[Items from a dataset]

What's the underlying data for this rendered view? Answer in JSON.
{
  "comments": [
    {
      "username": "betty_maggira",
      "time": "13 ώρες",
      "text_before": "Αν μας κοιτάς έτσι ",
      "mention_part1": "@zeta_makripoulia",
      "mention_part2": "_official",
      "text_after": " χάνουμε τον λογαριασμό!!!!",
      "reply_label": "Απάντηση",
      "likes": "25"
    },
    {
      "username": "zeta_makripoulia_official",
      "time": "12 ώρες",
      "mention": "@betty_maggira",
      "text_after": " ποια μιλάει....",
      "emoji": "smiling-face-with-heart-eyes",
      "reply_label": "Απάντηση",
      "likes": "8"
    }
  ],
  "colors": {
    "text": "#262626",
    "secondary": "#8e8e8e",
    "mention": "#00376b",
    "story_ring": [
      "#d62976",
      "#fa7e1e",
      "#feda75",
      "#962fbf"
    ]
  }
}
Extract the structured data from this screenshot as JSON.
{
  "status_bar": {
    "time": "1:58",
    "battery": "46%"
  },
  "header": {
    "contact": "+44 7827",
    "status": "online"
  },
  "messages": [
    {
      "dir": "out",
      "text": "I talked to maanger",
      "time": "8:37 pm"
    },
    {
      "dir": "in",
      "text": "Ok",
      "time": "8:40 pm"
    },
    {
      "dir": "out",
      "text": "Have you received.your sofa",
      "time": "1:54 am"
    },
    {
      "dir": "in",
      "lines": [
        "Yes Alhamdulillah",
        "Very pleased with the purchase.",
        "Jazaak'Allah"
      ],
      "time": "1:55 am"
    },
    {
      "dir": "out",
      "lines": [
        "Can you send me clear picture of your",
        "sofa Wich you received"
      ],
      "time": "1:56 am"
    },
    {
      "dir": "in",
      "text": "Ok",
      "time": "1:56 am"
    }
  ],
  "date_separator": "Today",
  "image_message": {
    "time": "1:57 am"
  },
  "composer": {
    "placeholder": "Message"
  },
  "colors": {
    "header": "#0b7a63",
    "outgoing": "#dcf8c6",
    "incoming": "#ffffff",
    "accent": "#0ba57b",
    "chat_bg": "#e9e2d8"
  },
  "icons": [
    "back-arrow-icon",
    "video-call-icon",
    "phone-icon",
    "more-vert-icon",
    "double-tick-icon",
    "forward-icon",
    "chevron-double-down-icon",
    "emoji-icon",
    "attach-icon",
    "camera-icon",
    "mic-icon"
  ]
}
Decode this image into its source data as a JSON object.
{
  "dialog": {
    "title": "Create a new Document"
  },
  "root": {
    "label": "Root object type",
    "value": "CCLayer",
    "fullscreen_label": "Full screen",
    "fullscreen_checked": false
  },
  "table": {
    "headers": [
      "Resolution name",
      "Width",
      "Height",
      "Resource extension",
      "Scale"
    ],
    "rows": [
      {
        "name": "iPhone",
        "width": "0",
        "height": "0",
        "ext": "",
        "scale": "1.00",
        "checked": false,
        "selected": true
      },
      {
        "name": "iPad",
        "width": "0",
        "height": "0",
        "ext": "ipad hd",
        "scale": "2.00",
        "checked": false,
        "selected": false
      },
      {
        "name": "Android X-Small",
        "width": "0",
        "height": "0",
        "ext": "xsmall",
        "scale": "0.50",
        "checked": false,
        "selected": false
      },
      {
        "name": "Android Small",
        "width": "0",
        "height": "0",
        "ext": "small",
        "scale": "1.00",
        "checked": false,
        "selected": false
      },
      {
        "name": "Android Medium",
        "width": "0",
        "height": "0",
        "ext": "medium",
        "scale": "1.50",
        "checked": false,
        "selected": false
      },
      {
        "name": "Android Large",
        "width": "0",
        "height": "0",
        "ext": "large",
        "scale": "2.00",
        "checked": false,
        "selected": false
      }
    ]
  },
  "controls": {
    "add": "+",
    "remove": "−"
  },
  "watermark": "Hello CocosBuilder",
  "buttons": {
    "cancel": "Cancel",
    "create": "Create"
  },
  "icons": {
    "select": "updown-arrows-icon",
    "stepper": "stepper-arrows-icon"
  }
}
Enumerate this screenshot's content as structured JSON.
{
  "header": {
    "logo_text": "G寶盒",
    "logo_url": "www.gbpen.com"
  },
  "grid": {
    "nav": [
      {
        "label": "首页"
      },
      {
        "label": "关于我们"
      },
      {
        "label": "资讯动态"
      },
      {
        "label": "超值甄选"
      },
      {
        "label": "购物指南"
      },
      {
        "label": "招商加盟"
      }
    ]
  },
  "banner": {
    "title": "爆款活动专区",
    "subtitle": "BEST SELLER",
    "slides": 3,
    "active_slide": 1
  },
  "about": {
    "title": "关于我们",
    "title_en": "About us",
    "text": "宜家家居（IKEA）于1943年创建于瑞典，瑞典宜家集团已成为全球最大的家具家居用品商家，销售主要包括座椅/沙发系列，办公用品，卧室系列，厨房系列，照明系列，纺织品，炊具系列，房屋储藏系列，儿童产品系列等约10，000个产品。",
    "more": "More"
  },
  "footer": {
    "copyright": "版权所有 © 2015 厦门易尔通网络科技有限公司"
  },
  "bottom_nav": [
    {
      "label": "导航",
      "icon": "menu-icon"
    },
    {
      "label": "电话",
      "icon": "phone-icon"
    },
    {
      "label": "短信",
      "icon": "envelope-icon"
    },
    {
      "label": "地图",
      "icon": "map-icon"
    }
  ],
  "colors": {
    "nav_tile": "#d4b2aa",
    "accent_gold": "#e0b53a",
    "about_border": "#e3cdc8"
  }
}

Job:
Give a word-for-word copy of the records.

Final answer:
What's the underlying data for this rendered view? Answer in JSON.
{
  "comments": [
    {
      "username": "betty_maggira",
      "time": "13 ώρες",
      "text_before": "Αν μας κοιτάς έτσι ",
      "mention_part1": "@zeta_makripoulia",
      "mention_part2": "_official",
      "text_after": " χάνουμε τον λογαριασμό!!!!",
      "reply_label": "Απάντηση",
      "likes": "25"
    },
    {
      "username": "zeta_makripoulia_official",
      "time": "12 ώρες",
      "mention": "@betty_maggira",
      "text_after": " ποια μιλάει....",
      "emoji": "smiling-face-with-heart-eyes",
      "reply_label": "Απάντηση",
      "likes": "8"
    }
  ],
  "colors": {
    "text": "#262626",
    "secondary": "#8e8e8e",
    "mention": "#00376b",
    "story_ring": [
      "#d62976",
      "#fa7e1e",
      "#feda75",
      "#962fbf"
    ]
  }
}
Extract the structured data from this screenshot as JSON.
{
  "status_bar": {
    "time": "1:58",
    "battery": "46%"
  },
  "header": {
    "contact": "+44 7827",
    "status": "online"
  },
  "messages": [
    {
      "dir": "out",
      "text": "I talked to maanger",
      "time": "8:37 pm"
    },
    {
      "dir": "in",
      "text": "Ok",
      "time": "8:40 pm"
    },
    {
      "dir": "out",
      "text": "Have you received.your sofa",
      "time": "1:54 am"
    },
    {
      "dir": "in",
      "lines": [
        "Yes Alhamdulillah",
        "Very pleased with the purchase.",
        "Jazaak'Allah"
      ],
      "time": "1:55 am"
    },
    {
      "dir": "out",
      "lines": [
        "Can you send me clear picture of your",
        "sofa Wich you received"
      ],
      "time": "1:56 am"
    },
    {
      "dir": "in",
      "text": "Ok",
      "time": "1:56 am"
    }
  ],
  "date_separator": "Today",
  "image_message": {
    "time": "1:57 am"
  },
  "composer": {
    "placeholder": "Message"
  },
  "colors": {
    "header": "#0b7a63",
    "outgoing": "#dcf8c6",
    "incoming": "#ffffff",
    "accent": "#0ba57b",
    "chat_bg": "#e9e2d8"
  },
  "icons": [
    "back-arrow-icon",
    "video-call-icon",
    "phone-icon",
    "more-vert-icon",
    "double-tick-icon",
    "forward-icon",
    "chevron-double-down-icon",
    "emoji-icon",
    "attach-icon",
    "camera-icon",
    "mic-icon"
  ]
}
Decode this image into its source data as a JSON object.
{
  "dialog": {
    "title": "Create a new Document"
  },
  "root": {
    "label": "Root object type",
    "value": "CCLayer",
    "fullscreen_label": "Full screen",
    "fullscreen_checked": false
  },
  "table": {
    "headers": [
      "Resolution name",
      "Width",
      "Height",
      "Resource extension",
      "Scale"
    ],
    "rows": [
      {
        "name": "iPhone",
        "width": "0",
        "height": "0",
        "ext": "",
        "scale": "1.00",
        "checked": false,
        "selected": true
      },
      {
        "name": "iPad",
        "width": "0",
        "height": "0",
        "ext": "ipad hd",
        "scale": "2.00",
        "checked": false,
        "selected": false
      },
      {
        "name": "Android X-Small",
        "width": "0",
        "height": "0",
        "ext": "xsmall",
        "scale": "0.50",
        "checked": false,
        "selected": false
      },
      {
        "name": "Android Small",
        "width": "0",
        "height": "0",
        "ext": "small",
        "scale": "1.00",
        "checked": false,
        "selected": false
      },
      {
        "name": "Android Medium",
        "width": "0",
        "height": "0",
        "ext": "medium",
        "scale": "1.50",
        "checked": false,
        "selected": false
      },
      {
        "name": "Android Large",
        "width": "0",
        "height": "0",
        "ext": "large",
        "scale": "2.00",
        "checked": false,
        "selected": false
      }
    ]
  },
  "controls": {
    "add": "+",
    "remove": "−"
  },
  "watermark": "Hello CocosBuilder",
  "buttons": {
    "cancel": "Cancel",
    "create": "Create"
  },
  "icons": {
    "select": "updown-arrows-icon",
    "stepper": "stepper-arrows-icon"
  }
}
Enumerate this screenshot's content as structured JSON.
{
  "header": {
    "logo_text": "G寶盒",
    "logo_url": "www.gbpen.com"
  },
  "grid": {
    "nav": [
      {
        "label": "首页"
      },
      {
        "label": "关于我们"
      },
      {
        "label": "资讯动态"
      },
      {
        "label": "超值甄选"
      },
      {
        "label": "购物指南"
      },
      {
        "label": "招商加盟"
      }
    ]
  },
  "banner": {
    "title": "爆款活动专区",
    "subtitle": "BEST SELLER",
    "slides": 3,
    "active_slide": 1
  },
  "about": {
    "title": "关于我们",
    "title_en": "About us",
    "text": "宜家家居（IKEA）于1943年创建于瑞典，瑞典宜家集团已成为全球最大的家具家居用品商家，销售主要包括座椅/沙发系列，办公用品，卧室系列，厨房系列，照明系列，纺织品，炊具系列，房屋储藏系列，儿童产品系列等约10，000个产品。",
    "more": "More"
  },
  "footer": {
    "copyright": "版权所有 © 2015 厦门易尔通网络科技有限公司"
  },
  "bottom_nav": [
    {
      "label": "导航",
      "icon": "menu-icon"
    },
    {
      "label": "电话",
      "icon": "phone-icon"
    },
    {
      "label": "短信",
      "icon": "envelope-icon"
    },
    {
      "label": "地图",
      "icon": "map-icon"
    }
  ],
  "colors": {
    "nav_tile": "#d4b2aa",
    "accent_gold": "#e0b53a",
    "about_border": "#e3cdc8"
  }
}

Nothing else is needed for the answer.